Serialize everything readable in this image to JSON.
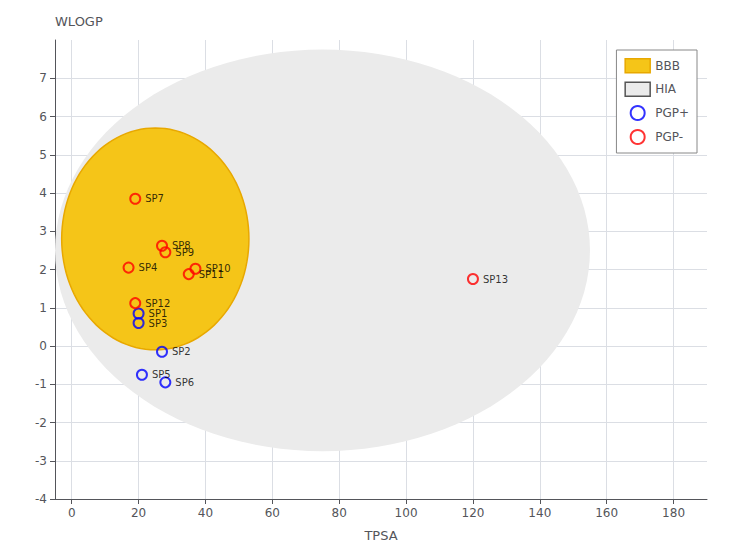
{
  "chart_data": {
    "type": "scatter",
    "xlabel": "TPSA",
    "ylabel": "WLOGP",
    "xlim": [
      -5,
      190
    ],
    "ylim": [
      -4,
      8
    ],
    "xticks": [
      0,
      20,
      40,
      60,
      80,
      100,
      120,
      140,
      160,
      180
    ],
    "yticks": [
      -4,
      -3,
      -2,
      -1,
      0,
      1,
      2,
      3,
      4,
      5,
      6,
      7
    ],
    "grid": true,
    "legend": "upper right",
    "ellipses": [
      {
        "name": "HIA",
        "center_x": 75,
        "center_y": 2.5,
        "width": 160,
        "height": 10.5,
        "color": "#ebebeb"
      },
      {
        "name": "BBB",
        "center_x": 25,
        "center_y": 2.8,
        "width": 56,
        "height": 5.8,
        "color": "#f5c518",
        "edge_color": "#e8a800"
      }
    ],
    "series": [
      {
        "name": "PGP+",
        "color": "blue",
        "marker": "open_circle",
        "x": [
          20,
          27,
          20,
          21,
          28
        ],
        "y": [
          0.85,
          -0.15,
          0.6,
          -0.75,
          -0.95
        ],
        "labels": [
          "SP1",
          "SP2",
          "SP3",
          "SP5",
          "SP6"
        ]
      },
      {
        "name": "PGP-",
        "color": "red",
        "marker": "open_circle",
        "x": [
          17,
          19,
          27,
          28,
          37,
          35,
          19,
          120
        ],
        "y": [
          2.05,
          3.85,
          2.62,
          2.45,
          2.02,
          1.88,
          1.12,
          1.75
        ],
        "labels": [
          "SP4",
          "SP7",
          "SP8",
          "SP9",
          "SP10",
          "SP11",
          "SP12",
          "SP13"
        ]
      }
    ]
  }
}
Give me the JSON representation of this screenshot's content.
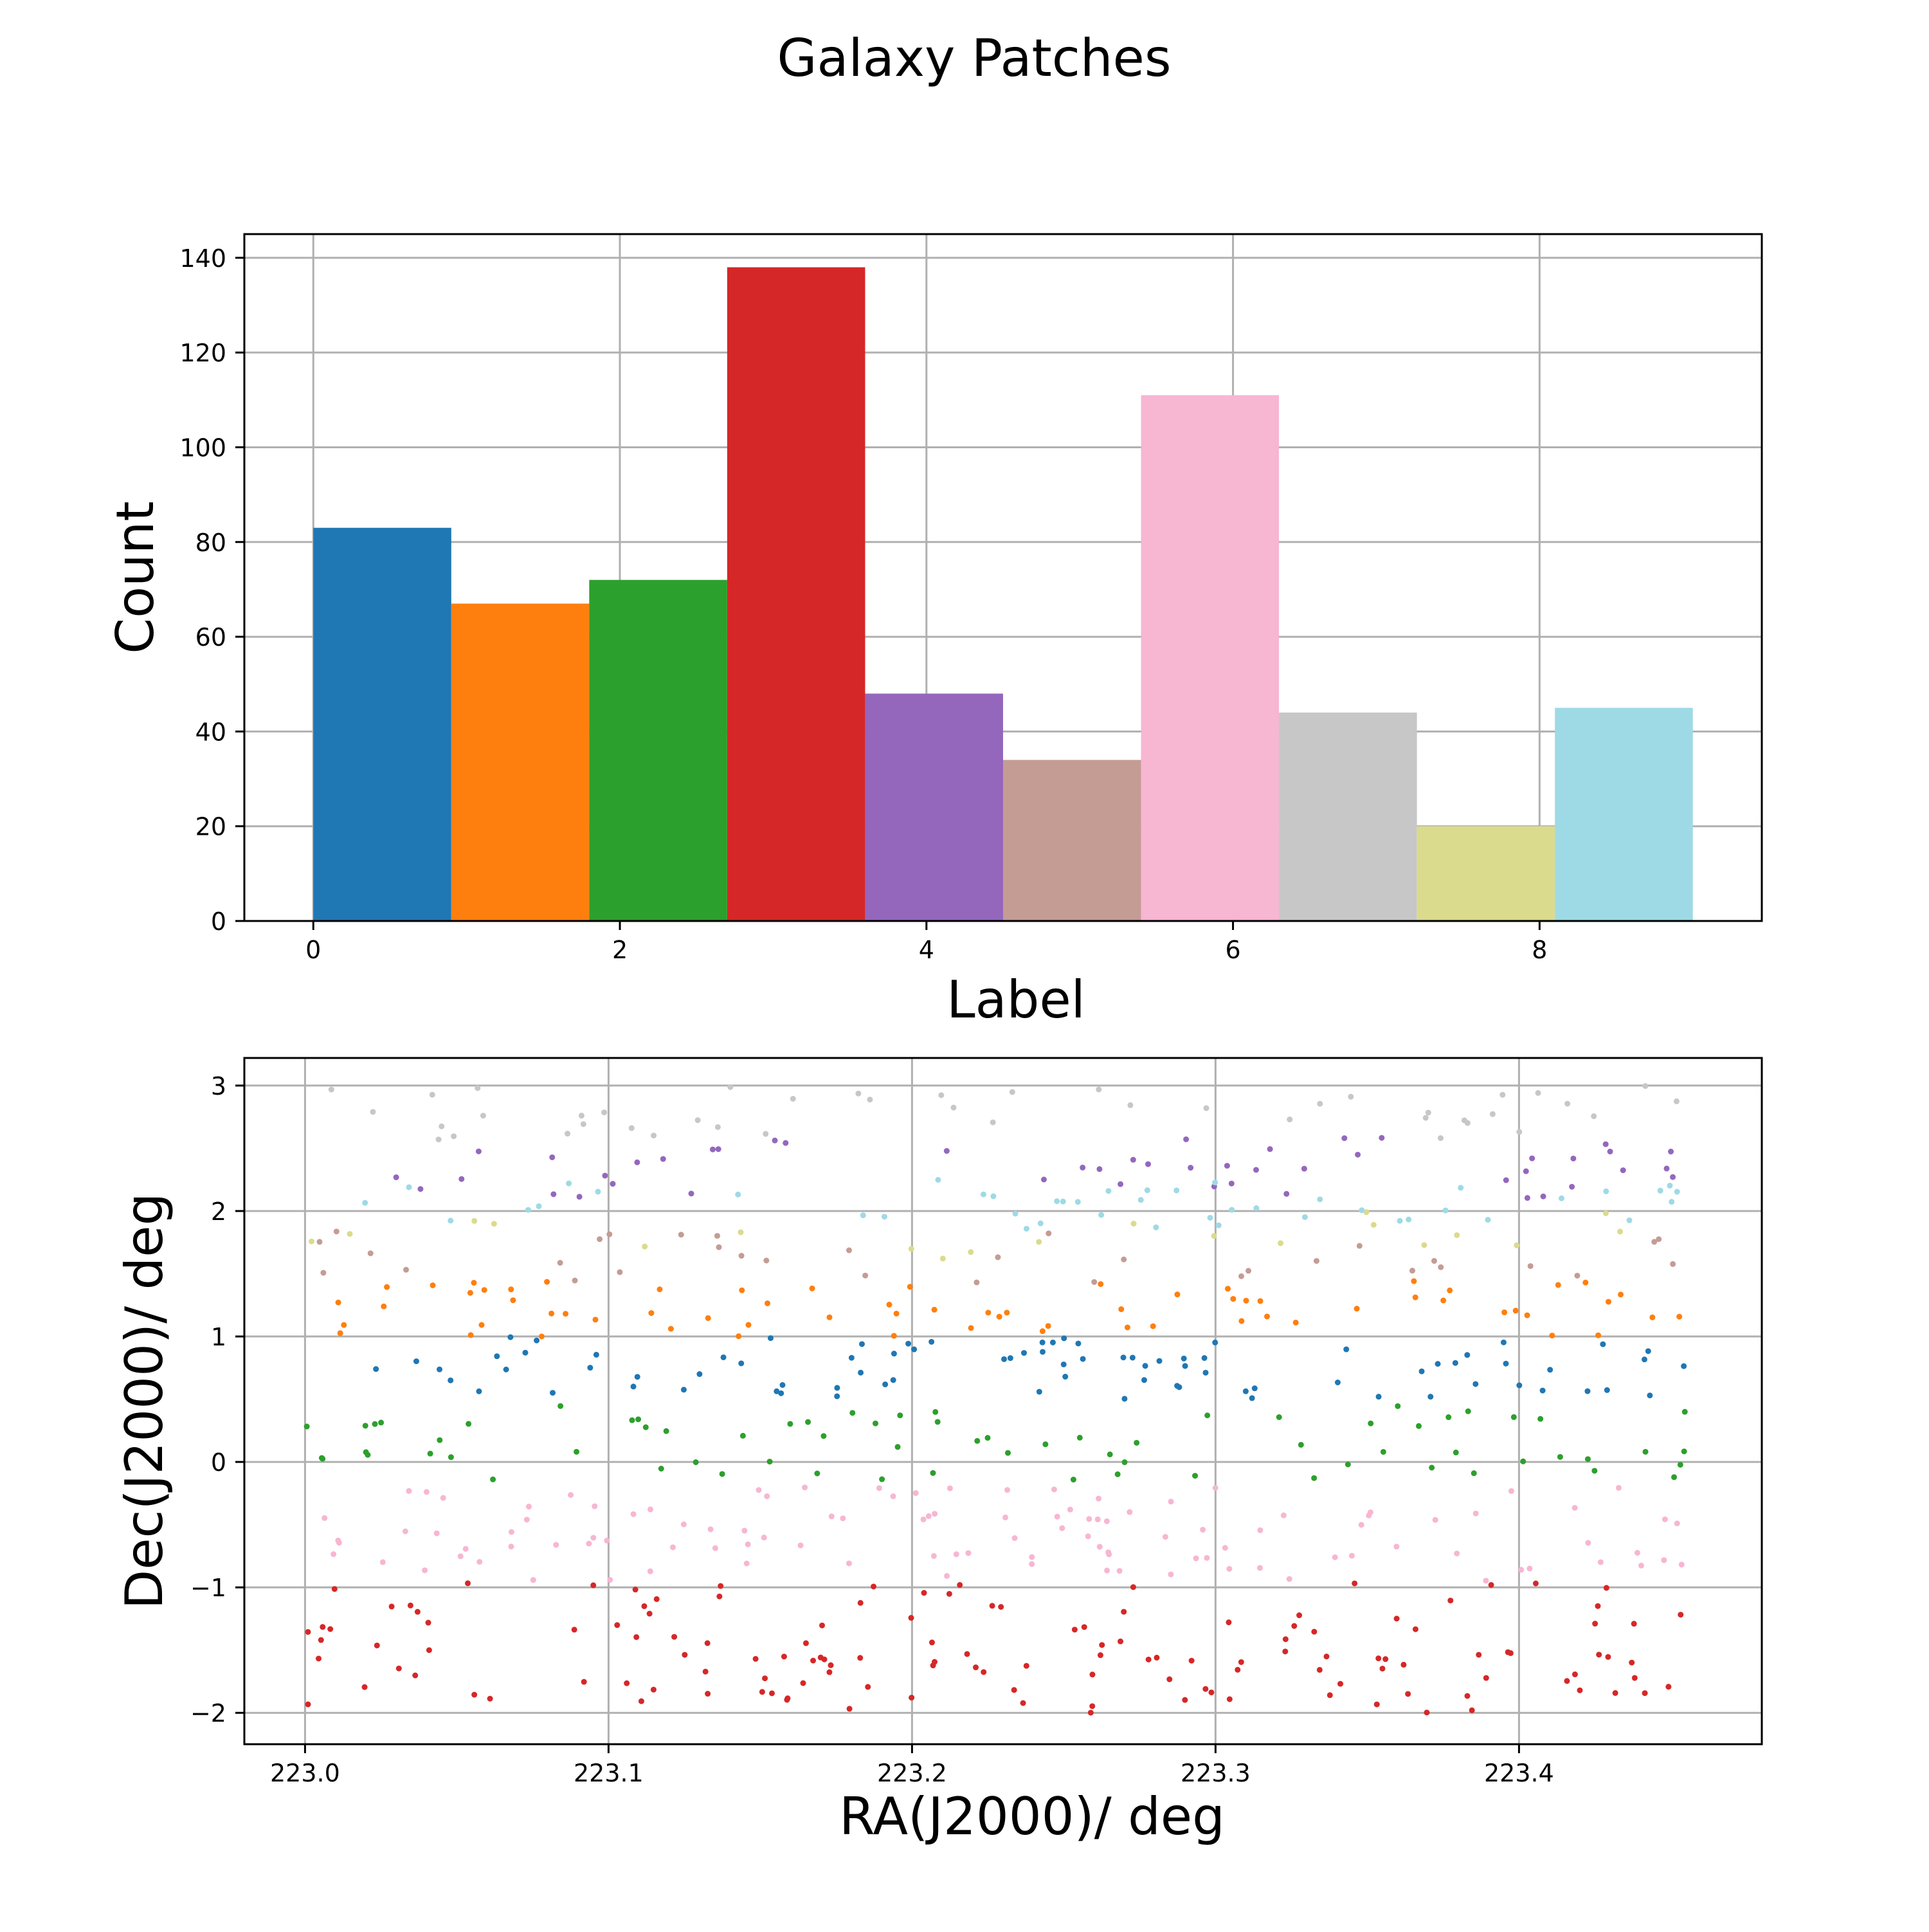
{
  "figure_title": "Galaxy Patches",
  "chart_data": [
    {
      "type": "bar",
      "name": "label-histogram",
      "xlabel": "Label",
      "ylabel": "Count",
      "grid": true,
      "xlim": [
        -0.45,
        9.45
      ],
      "ylim": [
        0,
        145
      ],
      "xticks": [
        0,
        2,
        4,
        6,
        8
      ],
      "yticks": [
        0,
        20,
        40,
        60,
        80,
        100,
        120,
        140
      ],
      "bins": [
        {
          "label": 0,
          "x0": 0.0,
          "x1": 0.9,
          "value": 83,
          "color": "#1f77b4"
        },
        {
          "label": 1,
          "x0": 0.9,
          "x1": 1.8,
          "value": 67,
          "color": "#ff7f0e"
        },
        {
          "label": 2,
          "x0": 1.8,
          "x1": 2.7,
          "value": 72,
          "color": "#2ca02c"
        },
        {
          "label": 3,
          "x0": 2.7,
          "x1": 3.6,
          "value": 138,
          "color": "#d62728"
        },
        {
          "label": 4,
          "x0": 3.6,
          "x1": 4.5,
          "value": 48,
          "color": "#9467bd"
        },
        {
          "label": 5,
          "x0": 4.5,
          "x1": 5.4,
          "value": 34,
          "color": "#c49c94"
        },
        {
          "label": 6,
          "x0": 5.4,
          "x1": 6.3,
          "value": 111,
          "color": "#f7b6d2"
        },
        {
          "label": 7,
          "x0": 6.3,
          "x1": 7.2,
          "value": 44,
          "color": "#c7c7c7"
        },
        {
          "label": 8,
          "x0": 7.2,
          "x1": 8.1,
          "value": 20,
          "color": "#dbdb8d"
        },
        {
          "label": 9,
          "x0": 8.1,
          "x1": 9.0,
          "value": 45,
          "color": "#9edae5"
        }
      ]
    },
    {
      "type": "scatter",
      "name": "sky-positions",
      "xlabel": "RA(J2000)/ deg",
      "ylabel": "Dec(J2000)/ deg",
      "grid": true,
      "xlim": [
        222.98,
        223.48
      ],
      "ylim": [
        -2.25,
        3.22
      ],
      "xticks": [
        223.0,
        223.1,
        223.2,
        223.3,
        223.4
      ],
      "xtick_labels": [
        "223.0",
        "223.1",
        "223.2",
        "223.3",
        "223.4"
      ],
      "yticks": [
        -2,
        -1,
        0,
        1,
        2,
        3
      ],
      "ytick_labels": [
        "−2",
        "−1",
        "0",
        "1",
        "2",
        "3"
      ],
      "ra_range": [
        223.0,
        223.455
      ],
      "series": [
        {
          "label": 0,
          "color": "#1f77b4",
          "count": 83,
          "dec_range": [
            0.5,
            1.0
          ]
        },
        {
          "label": 1,
          "color": "#ff7f0e",
          "count": 67,
          "dec_range": [
            1.0,
            1.45
          ]
        },
        {
          "label": 2,
          "color": "#2ca02c",
          "count": 72,
          "dec_range": [
            -0.15,
            0.45
          ]
        },
        {
          "label": 3,
          "color": "#d62728",
          "count": 138,
          "dec_range": [
            -2.0,
            -0.95
          ]
        },
        {
          "label": 4,
          "color": "#9467bd",
          "count": 48,
          "dec_range": [
            2.1,
            2.6
          ]
        },
        {
          "label": 5,
          "color": "#c49c94",
          "count": 34,
          "dec_range": [
            1.4,
            1.85
          ]
        },
        {
          "label": 6,
          "color": "#f7b6d2",
          "count": 111,
          "dec_range": [
            -0.95,
            -0.2
          ]
        },
        {
          "label": 7,
          "color": "#c7c7c7",
          "count": 44,
          "dec_range": [
            2.55,
            3.0
          ]
        },
        {
          "label": 8,
          "color": "#dbdb8d",
          "count": 20,
          "dec_range": [
            1.6,
            2.0
          ]
        },
        {
          "label": 9,
          "color": "#9edae5",
          "count": 45,
          "dec_range": [
            1.85,
            2.25
          ]
        }
      ]
    }
  ]
}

^^^^

**EXERCISE AIM:**
Each entry should be repeated exactly as it appears; the pictures stay out.

**RESULT OF THE TASK:**
Serialize everything readable in this image to JSON.
{
  "chart_data": {
    "type": "scatter",
    "xlabel": "TPSA",
    "ylabel": "WLOGP",
    "xlim": [
      -5,
      190
    ],
    "ylim": [
      -4,
      8
    ],
    "xticks": [
      0,
      20,
      40,
      60,
      80,
      100,
      120,
      140,
      160,
      180
    ],
    "yticks": [
      -4,
      -3,
      -2,
      -1,
      0,
      1,
      2,
      3,
      4,
      5,
      6,
      7
    ],
    "grid": true,
    "legend": "upper right",
    "ellipses": [
      {
        "name": "HIA",
        "center_x": 75,
        "center_y": 2.5,
        "width": 160,
        "height": 10.5,
        "color": "#ebebeb"
      },
      {
        "name": "BBB",
        "center_x": 25,
        "center_y": 2.8,
        "width": 56,
        "height": 5.8,
        "color": "#f5c518",
        "edge_color": "#e8a800"
      }
    ],
    "series": [
      {
        "name": "PGP+",
        "color": "blue",
        "marker": "open_circle",
        "x": [
          20,
          27,
          20,
          21,
          28
        ],
        "y": [
          0.85,
          -0.15,
          0.6,
          -0.75,
          -0.95
        ],
        "labels": [
          "SP1",
          "SP2",
          "SP3",
          "SP5",
          "SP6"
        ]
      },
      {
        "name": "PGP-",
        "color": "red",
        "marker": "open_circle",
        "x": [
          17,
          19,
          27,
          28,
          37,
          35,
          19,
          120
        ],
        "y": [
          2.05,
          3.85,
          2.62,
          2.45,
          2.02,
          1.88,
          1.12,
          1.75
        ],
        "labels": [
          "SP4",
          "SP7",
          "SP8",
          "SP9",
          "SP10",
          "SP11",
          "SP12",
          "SP13"
        ]
      }
    ]
  }
}
Give me the JSON representation of this screenshot's content.
{
  "figure_title": "Galaxy Patches",
  "chart_data": [
    {
      "type": "bar",
      "name": "label-histogram",
      "xlabel": "Label",
      "ylabel": "Count",
      "grid": true,
      "xlim": [
        -0.45,
        9.45
      ],
      "ylim": [
        0,
        145
      ],
      "xticks": [
        0,
        2,
        4,
        6,
        8
      ],
      "yticks": [
        0,
        20,
        40,
        60,
        80,
        100,
        120,
        140
      ],
      "bins": [
        {
          "label": 0,
          "x0": 0.0,
          "x1": 0.9,
          "value": 83,
          "color": "#1f77b4"
        },
        {
          "label": 1,
          "x0": 0.9,
          "x1": 1.8,
          "value": 67,
          "color": "#ff7f0e"
        },
        {
          "label": 2,
          "x0": 1.8,
          "x1": 2.7,
          "value": 72,
          "color": "#2ca02c"
        },
        {
          "label": 3,
          "x0": 2.7,
          "x1": 3.6,
          "value": 138,
          "color": "#d62728"
        },
        {
          "label": 4,
          "x0": 3.6,
          "x1": 4.5,
          "value": 48,
          "color": "#9467bd"
        },
        {
          "label": 5,
          "x0": 4.5,
          "x1": 5.4,
          "value": 34,
          "color": "#c49c94"
        },
        {
          "label": 6,
          "x0": 5.4,
          "x1": 6.3,
          "value": 111,
          "color": "#f7b6d2"
        },
        {
          "label": 7,
          "x0": 6.3,
          "x1": 7.2,
          "value": 44,
          "color": "#c7c7c7"
        },
        {
          "label": 8,
          "x0": 7.2,
          "x1": 8.1,
          "value": 20,
          "color": "#dbdb8d"
        },
        {
          "label": 9,
          "x0": 8.1,
          "x1": 9.0,
          "value": 45,
          "color": "#9edae5"
        }
      ]
    },
    {
      "type": "scatter",
      "name": "sky-positions",
      "xlabel": "RA(J2000)/ deg",
      "ylabel": "Dec(J2000)/ deg",
      "grid": true,
      "xlim": [
        222.98,
        223.48
      ],
      "ylim": [
        -2.25,
        3.22
      ],
      "xticks": [
        223.0,
        223.1,
        223.2,
        223.3,
        223.4
      ],
      "xtick_labels": [
        "223.0",
        "223.1",
        "223.2",
        "223.3",
        "223.4"
      ],
      "yticks": [
        -2,
        -1,
        0,
        1,
        2,
        3
      ],
      "ytick_labels": [
        "−2",
        "−1",
        "0",
        "1",
        "2",
        "3"
      ],
      "ra_range": [
        223.0,
        223.455
      ],
      "series": [
        {
          "label": 0,
          "color": "#1f77b4",
          "count": 83,
          "dec_range": [
            0.5,
            1.0
          ]
        },
        {
          "label": 1,
          "color": "#ff7f0e",
          "count": 67,
          "dec_range": [
            1.0,
            1.45
          ]
        },
        {
          "label": 2,
          "color": "#2ca02c",
          "count": 72,
          "dec_range": [
            -0.15,
            0.45
          ]
        },
        {
          "label": 3,
          "color": "#d62728",
          "count": 138,
          "dec_range": [
            -2.0,
            -0.95
          ]
        },
        {
          "label": 4,
          "color": "#9467bd",
          "count": 48,
          "dec_range": [
            2.1,
            2.6
          ]
        },
        {
          "label": 5,
          "color": "#c49c94",
          "count": 34,
          "dec_range": [
            1.4,
            1.85
          ]
        },
        {
          "label": 6,
          "color": "#f7b6d2",
          "count": 111,
          "dec_range": [
            -0.95,
            -0.2
          ]
        },
        {
          "label": 7,
          "color": "#c7c7c7",
          "count": 44,
          "dec_range": [
            2.55,
            3.0
          ]
        },
        {
          "label": 8,
          "color": "#dbdb8d",
          "count": 20,
          "dec_range": [
            1.6,
            2.0
          ]
        },
        {
          "label": 9,
          "color": "#9edae5",
          "count": 45,
          "dec_range": [
            1.85,
            2.25
          ]
        }
      ]
    }
  ]
}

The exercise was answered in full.